*DO THIS*
Give every entry again, unchanged, and leave its images out.

*EXTRACTED INFORMATION*
───

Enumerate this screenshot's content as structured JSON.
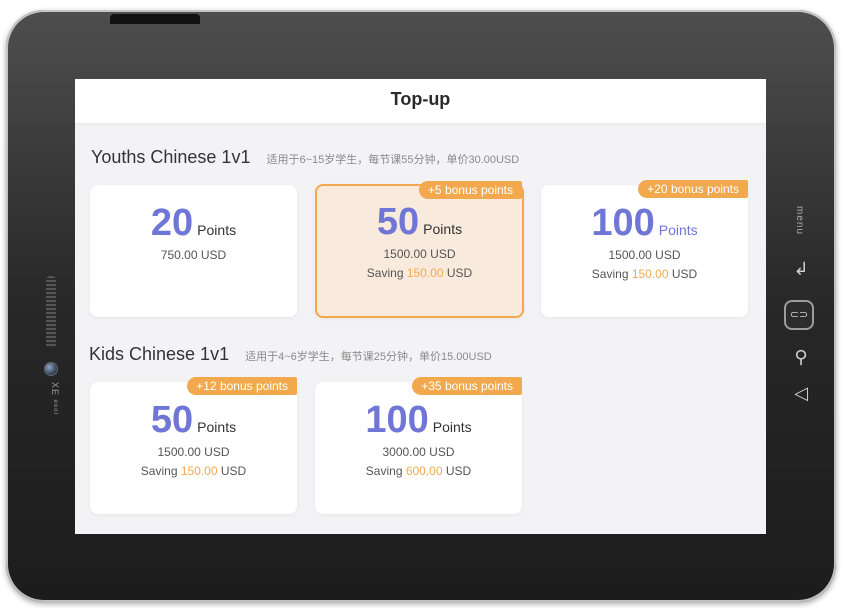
{
  "device": {
    "menu_label": "menu",
    "brand": "ХЕ ᵉᵒᵒˡ"
  },
  "screen": {
    "title": "Top-up",
    "sections": [
      {
        "title": "Youths Chinese 1v1",
        "desc": "适用于6~15岁学生，每节课55分钟，单价30.00USD",
        "cards": [
          {
            "points": "20",
            "points_label": "Points",
            "price": "750.00 USD",
            "badge": "",
            "saving_prefix": "",
            "saving_amount": "",
            "saving_suffix": ""
          },
          {
            "points": "50",
            "points_label": "Points",
            "price": "1500.00 USD",
            "badge": "+5 bonus points",
            "saving_prefix": "Saving ",
            "saving_amount": "150.00",
            "saving_suffix": " USD",
            "selected": true
          },
          {
            "points": "100",
            "points_label": "Points",
            "price": "1500.00 USD",
            "badge": "+20 bonus points",
            "saving_prefix": "Saving ",
            "saving_amount": "150.00",
            "saving_suffix": " USD"
          }
        ]
      },
      {
        "title": "Kids Chinese 1v1",
        "desc": "适用于4~6岁学生，每节课25分钟，单价15.00USD",
        "cards": [
          {
            "points": "50",
            "points_label": "Points",
            "price": "1500.00 USD",
            "badge": "+12 bonus points",
            "saving_prefix": "Saving ",
            "saving_amount": "150.00",
            "saving_suffix": " USD"
          },
          {
            "points": "100",
            "points_label": "Points",
            "price": "3000.00 USD",
            "badge": "+35 bonus points",
            "saving_prefix": "Saving ",
            "saving_amount": "600.00",
            "saving_suffix": " USD"
          }
        ]
      }
    ]
  },
  "colors": {
    "accent_blue": "#6f76d6",
    "accent_orange": "#f2a94e",
    "selected_bg": "#f8eadc"
  },
  "icons": {
    "back": "back-arrow-icon",
    "home": "home-button-icon",
    "search": "search-icon",
    "return": "return-icon"
  }
}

───

*COMPLETED EXERCISE*
Enumerate this screenshot's content as structured JSON.
{
  "device": {
    "menu_label": "menu",
    "brand": "ХЕ ᵉᵒᵒˡ"
  },
  "screen": {
    "title": "Top-up",
    "sections": [
      {
        "title": "Youths Chinese 1v1",
        "desc": "适用于6~15岁学生，每节课55分钟，单价30.00USD",
        "cards": [
          {
            "points": "20",
            "points_label": "Points",
            "price": "750.00 USD",
            "badge": "",
            "saving_prefix": "",
            "saving_amount": "",
            "saving_suffix": ""
          },
          {
            "points": "50",
            "points_label": "Points",
            "price": "1500.00 USD",
            "badge": "+5 bonus points",
            "saving_prefix": "Saving ",
            "saving_amount": "150.00",
            "saving_suffix": " USD",
            "selected": true
          },
          {
            "points": "100",
            "points_label": "Points",
            "price": "1500.00 USD",
            "badge": "+20 bonus points",
            "saving_prefix": "Saving ",
            "saving_amount": "150.00",
            "saving_suffix": " USD"
          }
        ]
      },
      {
        "title": "Kids Chinese 1v1",
        "desc": "适用于4~6岁学生，每节课25分钟，单价15.00USD",
        "cards": [
          {
            "points": "50",
            "points_label": "Points",
            "price": "1500.00 USD",
            "badge": "+12 bonus points",
            "saving_prefix": "Saving ",
            "saving_amount": "150.00",
            "saving_suffix": " USD"
          },
          {
            "points": "100",
            "points_label": "Points",
            "price": "3000.00 USD",
            "badge": "+35 bonus points",
            "saving_prefix": "Saving ",
            "saving_amount": "600.00",
            "saving_suffix": " USD"
          }
        ]
      }
    ]
  },
  "colors": {
    "accent_blue": "#6f76d6",
    "accent_orange": "#f2a94e",
    "selected_bg": "#f8eadc"
  },
  "icons": {
    "back": "back-arrow-icon",
    "home": "home-button-icon",
    "search": "search-icon",
    "return": "return-icon"
  }
}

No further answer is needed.